◆ **TASK TO CARRY OUT**
Produce an exact transcription of the listing below, omitting the pictures.
# START OF DATA PROVIDED
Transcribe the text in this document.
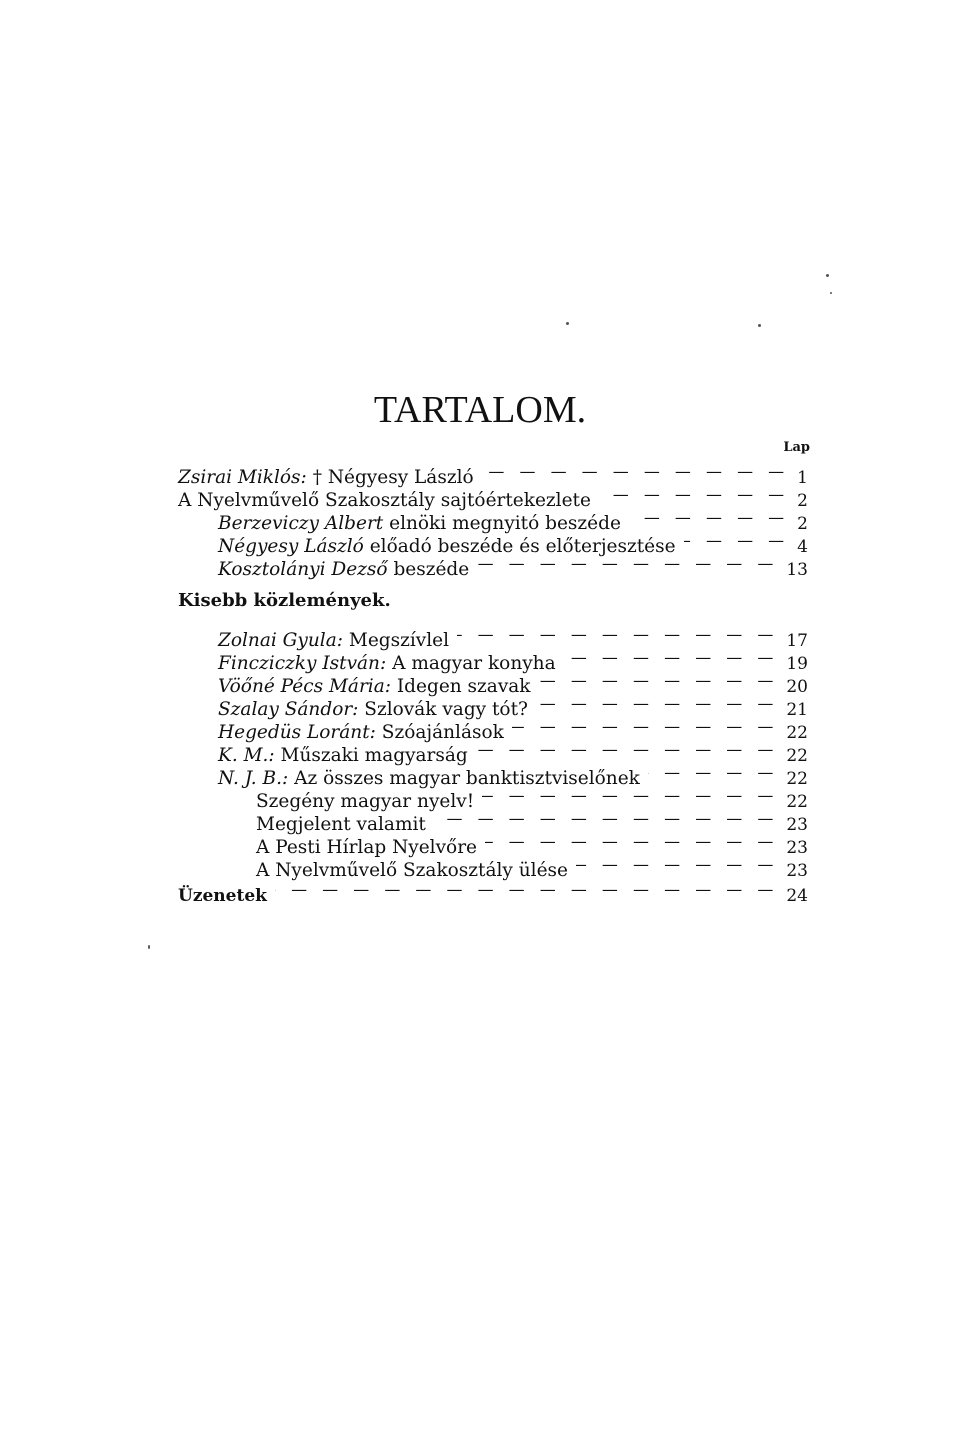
TARTALOM.
Lap
Zsirai Miklós: † Négyesy László — — —	1
A Nyelvművelő Szakosztály sajtóértekezlete — — —	2
Berzeviczy Albert elnöki megnyitó beszéde — — —	2
Négyesy László előadó beszéde és előterjesztése — — —	4
Kosztolányi Dezső beszéde — — —	13
Kisebb közlemények.
Zolnai Gyula: Megszívlel — — —	17
Fincziczky István: A magyar konyha — — —	19
Vöőné Pécs Mária: Idegen szavak — — —	20
Szalay Sándor: Szlovák vagy tót? — — —	21
Hegedüs Loránt: Szóajánlások — — —	22
K. M.: Műszaki magyarság — — —	22
N. J. B.: Az összes magyar banktisztviselőnek — — —	22
Szegény magyar nyelv! — — —	22
Megjelent valamit — — —	23
A Pesti Hírlap Nyelvőre — — —	23
A Nyelvművelő Szakosztály ülése — — —	23
Üzenetek — — —	24
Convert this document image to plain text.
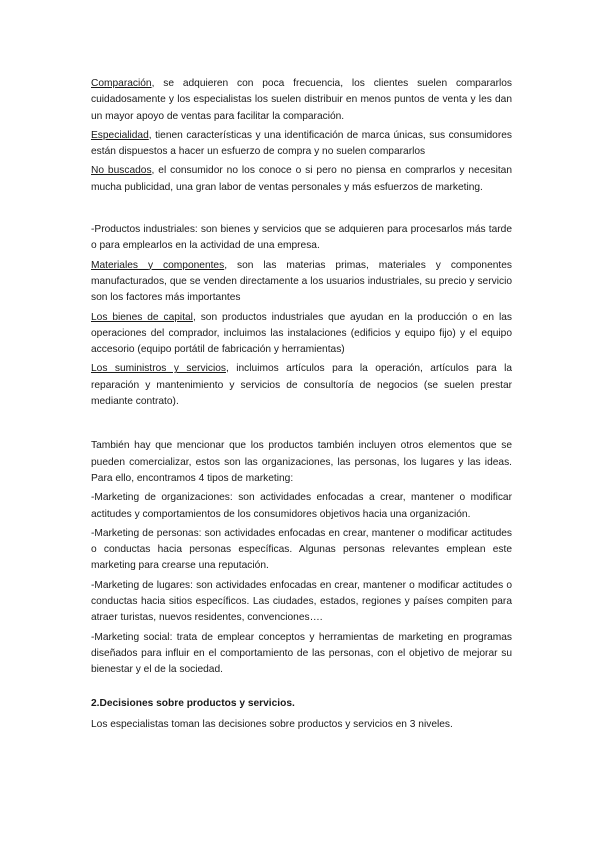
Comparación, se adquieren con poca frecuencia, los clientes suelen compararlos cuidadosamente y los especialistas los suelen distribuir en menos puntos de venta y les dan un mayor apoyo de ventas para facilitar la comparación.

Especialidad, tienen características y una identificación de marca únicas, sus consumidores están dispuestos a hacer un esfuerzo de compra y no suelen compararlos

No buscados, el consumidor no los conoce o si pero no piensa en comprarlos y necesitan mucha publicidad, una gran labor de ventas personales y más esfuerzos de marketing.

-Productos industriales: son bienes y servicios que se adquieren para procesarlos más tarde o para emplearlos en la actividad de una empresa.

Materiales y componentes, son las materias primas, materiales y componentes manufacturados, que se venden directamente a los usuarios industriales, su precio y servicio son los factores más importantes

Los bienes de capital, son productos industriales que ayudan en la producción o en las operaciones del comprador, incluimos las instalaciones (edificios y equipo fijo) y el equipo accesorio (equipo portátil de fabricación y herramientas)

Los suministros y servicios, incluimos artículos para la operación, artículos para la reparación y mantenimiento y servicios de consultoría de negocios (se suelen prestar mediante contrato).

También hay que mencionar que los productos también incluyen otros elementos que se pueden comercializar, estos son las organizaciones, las personas, los lugares y las ideas. Para ello, encontramos 4 tipos de marketing:

-Marketing de organizaciones: son actividades enfocadas a crear, mantener o modificar actitudes y comportamientos de los consumidores objetivos hacia una organización.

-Marketing de personas: son actividades enfocadas en crear, mantener o modificar actitudes o conductas hacia personas específicas. Algunas personas relevantes emplean este marketing para crearse una reputación.

-Marketing de lugares: son actividades enfocadas en crear, mantener o modificar actitudes o conductas hacia sitios específicos. Las ciudades, estados, regiones y países compiten para atraer turistas, nuevos residentes, convenciones….

-Marketing social: trata de emplear conceptos y herramientas de marketing en programas diseñados para influir en el comportamiento de las personas, con el objetivo de mejorar su bienestar y el de la sociedad.

2.Decisiones sobre productos y servicios.

Los especialistas toman las decisiones sobre productos y servicios en 3 niveles.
# END OF DATA PROVIDED
◆ **REPLY**
Transcribe the text in this document.
TARTALOM.
Lap
Zsirai Miklós: † Négyesy László — — —	1
A Nyelvművelő Szakosztály sajtóértekezlete — — —	2
Berzeviczy Albert elnöki megnyitó beszéde — — —	2
Négyesy László előadó beszéde és előterjesztése — — —	4
Kosztolányi Dezső beszéde — — —	13
Kisebb közlemények.
Zolnai Gyula: Megszívlel — — —	17
Fincziczky István: A magyar konyha — — —	19
Vöőné Pécs Mária: Idegen szavak — — —	20
Szalay Sándor: Szlovák vagy tót? — — —	21
Hegedüs Loránt: Szóajánlások — — —	22
K. M.: Műszaki magyarság — — —	22
N. J. B.: Az összes magyar banktisztviselőnek — — —	22
Szegény magyar nyelv! — — —	22
Megjelent valamit — — —	23
A Pesti Hírlap Nyelvőre — — —	23
A Nyelvművelő Szakosztály ülése — — —	23
Üzenetek — — —	24
Convert this document image to plain text.
Comparación, se adquieren con poca frecuencia, los clientes suelen compararlos cuidadosamente y los especialistas los suelen distribuir en menos puntos de venta y les dan un mayor apoyo de ventas para facilitar la comparación.

Especialidad, tienen características y una identificación de marca únicas, sus consumidores están dispuestos a hacer un esfuerzo de compra y no suelen compararlos

No buscados, el consumidor no los conoce o si pero no piensa en comprarlos y necesitan mucha publicidad, una gran labor de ventas personales y más esfuerzos de marketing.

-Productos industriales: son bienes y servicios que se adquieren para procesarlos más tarde o para emplearlos en la actividad de una empresa.

Materiales y componentes, son las materias primas, materiales y componentes manufacturados, que se venden directamente a los usuarios industriales, su precio y servicio son los factores más importantes

Los bienes de capital, son productos industriales que ayudan en la producción o en las operaciones del comprador, incluimos las instalaciones (edificios y equipo fijo) y el equipo accesorio (equipo portátil de fabricación y herramientas)

Los suministros y servicios, incluimos artículos para la operación, artículos para la reparación y mantenimiento y servicios de consultoría de negocios (se suelen prestar mediante contrato).

También hay que mencionar que los productos también incluyen otros elementos que se pueden comercializar, estos son las organizaciones, las personas, los lugares y las ideas. Para ello, encontramos 4 tipos de marketing:

-Marketing de organizaciones: son actividades enfocadas a crear, mantener o modificar actitudes y comportamientos de los consumidores objetivos hacia una organización.

-Marketing de personas: son actividades enfocadas en crear, mantener o modificar actitudes o conductas hacia personas específicas. Algunas personas relevantes emplean este marketing para crearse una reputación.

-Marketing de lugares: son actividades enfocadas en crear, mantener o modificar actitudes o conductas hacia sitios específicos. Las ciudades, estados, regiones y países compiten para atraer turistas, nuevos residentes, convenciones….

-Marketing social: trata de emplear conceptos y herramientas de marketing en programas diseñados para influir en el comportamiento de las personas, con el objetivo de mejorar su bienestar y el de la sociedad.

2.Decisiones sobre productos y servicios.

Los especialistas toman las decisiones sobre productos y servicios en 3 niveles.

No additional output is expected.